● **Task brief**
Identify all lines of the data containing the string "this" and copy them.

● **Extracted material**
-- begin --
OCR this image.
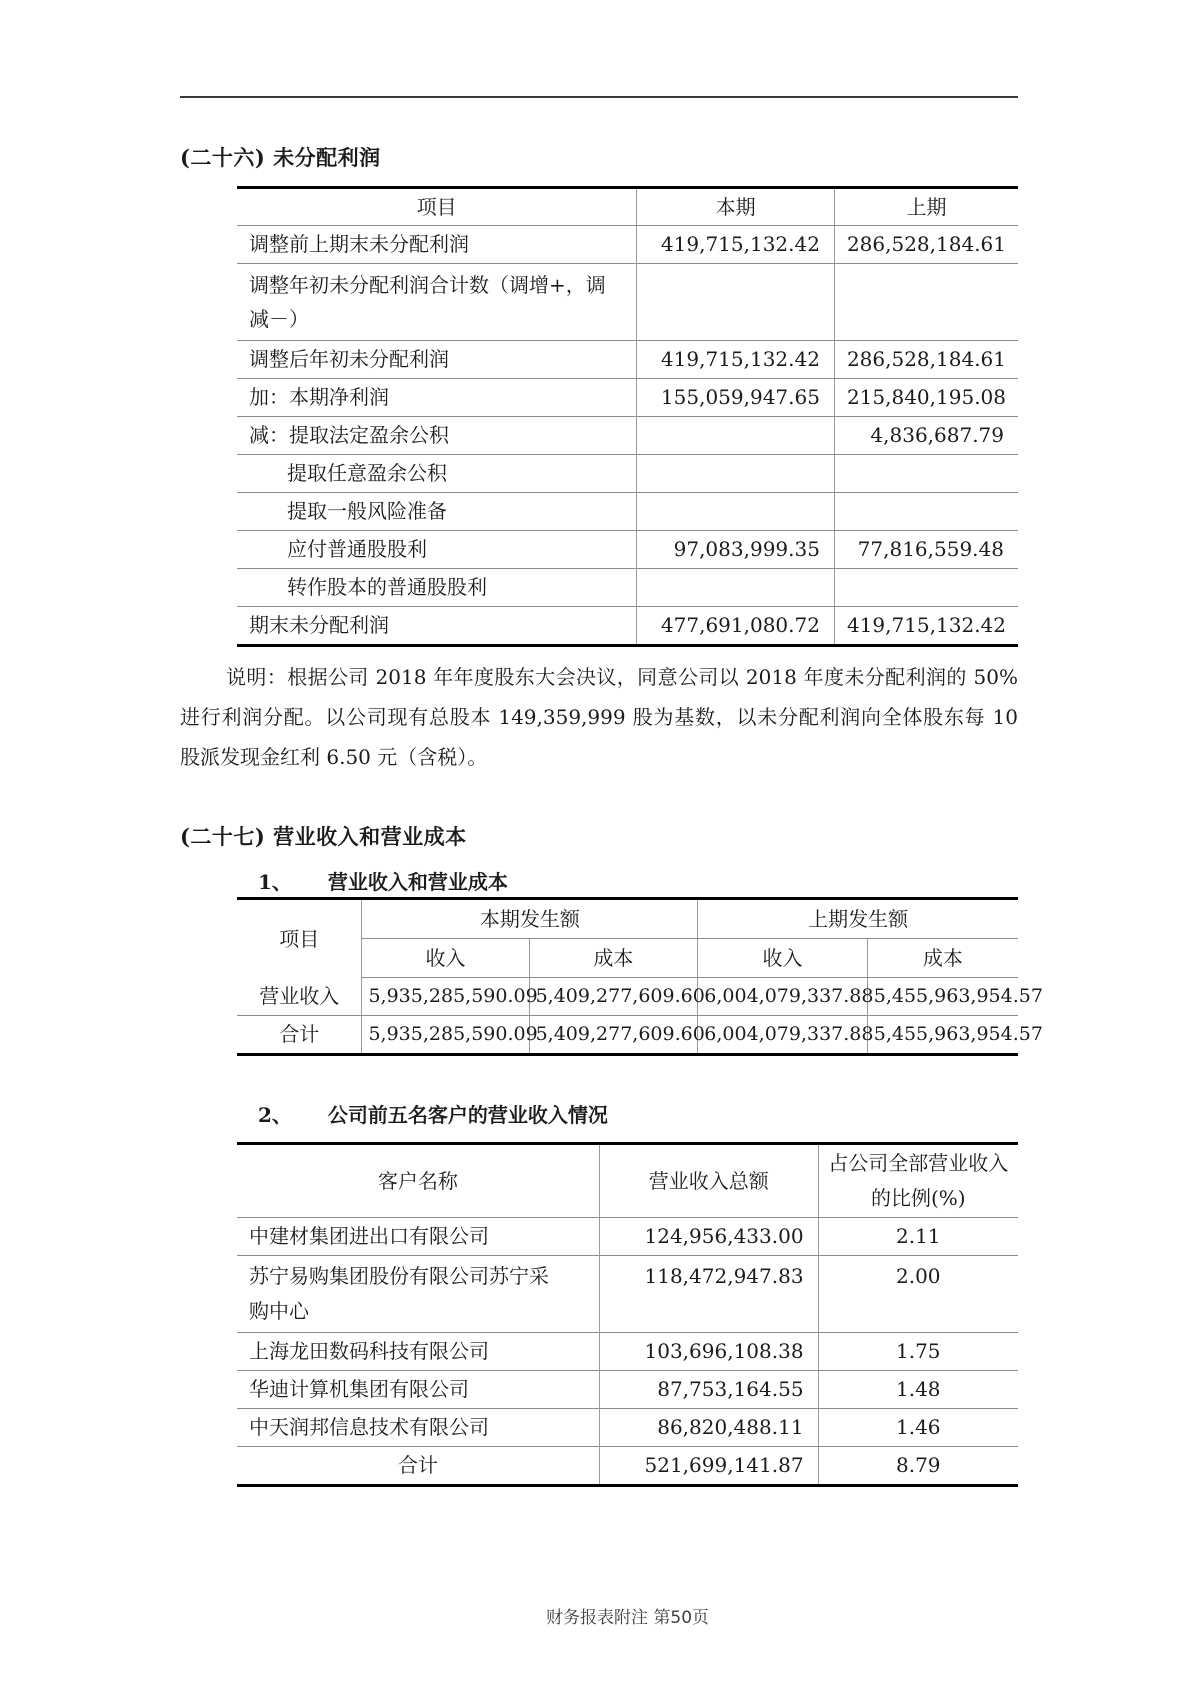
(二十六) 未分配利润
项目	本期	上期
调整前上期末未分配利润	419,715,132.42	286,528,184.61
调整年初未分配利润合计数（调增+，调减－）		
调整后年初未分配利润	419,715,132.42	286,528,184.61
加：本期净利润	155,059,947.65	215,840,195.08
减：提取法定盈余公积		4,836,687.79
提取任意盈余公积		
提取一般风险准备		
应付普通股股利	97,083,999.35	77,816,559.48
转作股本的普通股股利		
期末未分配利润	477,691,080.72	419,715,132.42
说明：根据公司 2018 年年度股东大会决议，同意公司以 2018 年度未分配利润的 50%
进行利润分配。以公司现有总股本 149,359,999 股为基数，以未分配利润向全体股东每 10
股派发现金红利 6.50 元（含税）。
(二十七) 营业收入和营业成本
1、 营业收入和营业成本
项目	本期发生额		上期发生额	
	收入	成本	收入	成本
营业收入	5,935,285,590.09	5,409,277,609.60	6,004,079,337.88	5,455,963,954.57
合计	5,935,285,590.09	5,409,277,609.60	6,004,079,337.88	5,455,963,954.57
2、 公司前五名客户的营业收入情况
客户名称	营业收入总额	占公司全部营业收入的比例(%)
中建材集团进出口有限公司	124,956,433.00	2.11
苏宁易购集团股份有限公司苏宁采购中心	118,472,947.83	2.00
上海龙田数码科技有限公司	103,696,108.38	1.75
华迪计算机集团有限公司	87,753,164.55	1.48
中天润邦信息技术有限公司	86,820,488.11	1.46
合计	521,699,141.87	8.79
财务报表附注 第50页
-- end --
-- begin --
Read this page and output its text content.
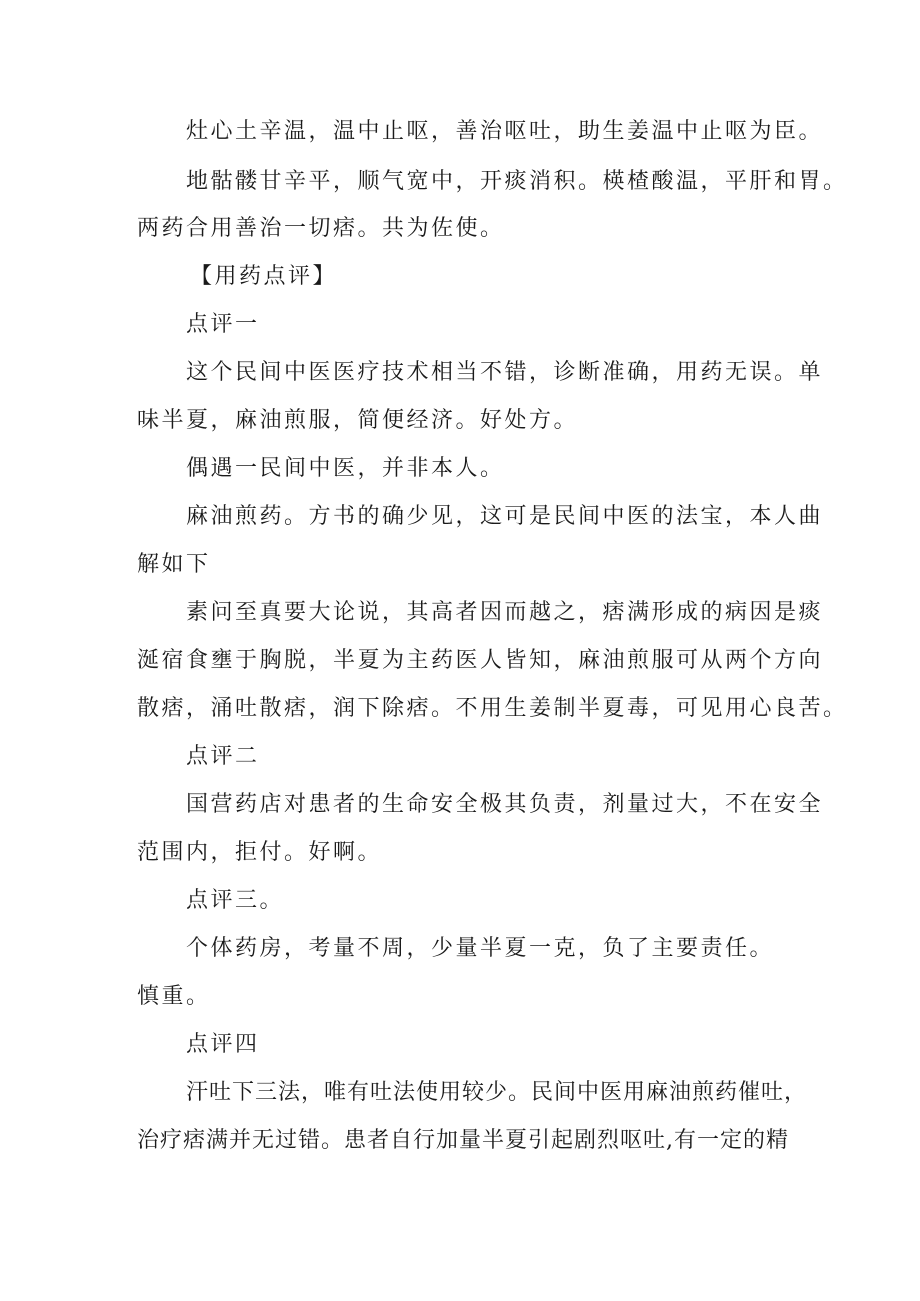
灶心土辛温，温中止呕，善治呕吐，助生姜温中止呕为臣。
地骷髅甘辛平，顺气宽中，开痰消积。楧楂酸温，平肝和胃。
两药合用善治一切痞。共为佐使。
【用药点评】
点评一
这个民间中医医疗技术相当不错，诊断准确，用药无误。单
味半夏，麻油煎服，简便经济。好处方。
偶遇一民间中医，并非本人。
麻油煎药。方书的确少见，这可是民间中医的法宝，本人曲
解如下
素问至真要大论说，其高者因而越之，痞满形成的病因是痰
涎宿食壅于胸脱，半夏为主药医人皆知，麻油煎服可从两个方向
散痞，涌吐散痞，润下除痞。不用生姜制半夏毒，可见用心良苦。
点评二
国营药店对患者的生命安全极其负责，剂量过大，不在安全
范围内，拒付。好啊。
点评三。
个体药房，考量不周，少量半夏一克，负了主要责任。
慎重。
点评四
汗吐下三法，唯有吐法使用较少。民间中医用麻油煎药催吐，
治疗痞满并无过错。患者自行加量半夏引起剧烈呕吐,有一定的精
-- end --
● **Task response**
OCR this image.
Read this page and output its text content.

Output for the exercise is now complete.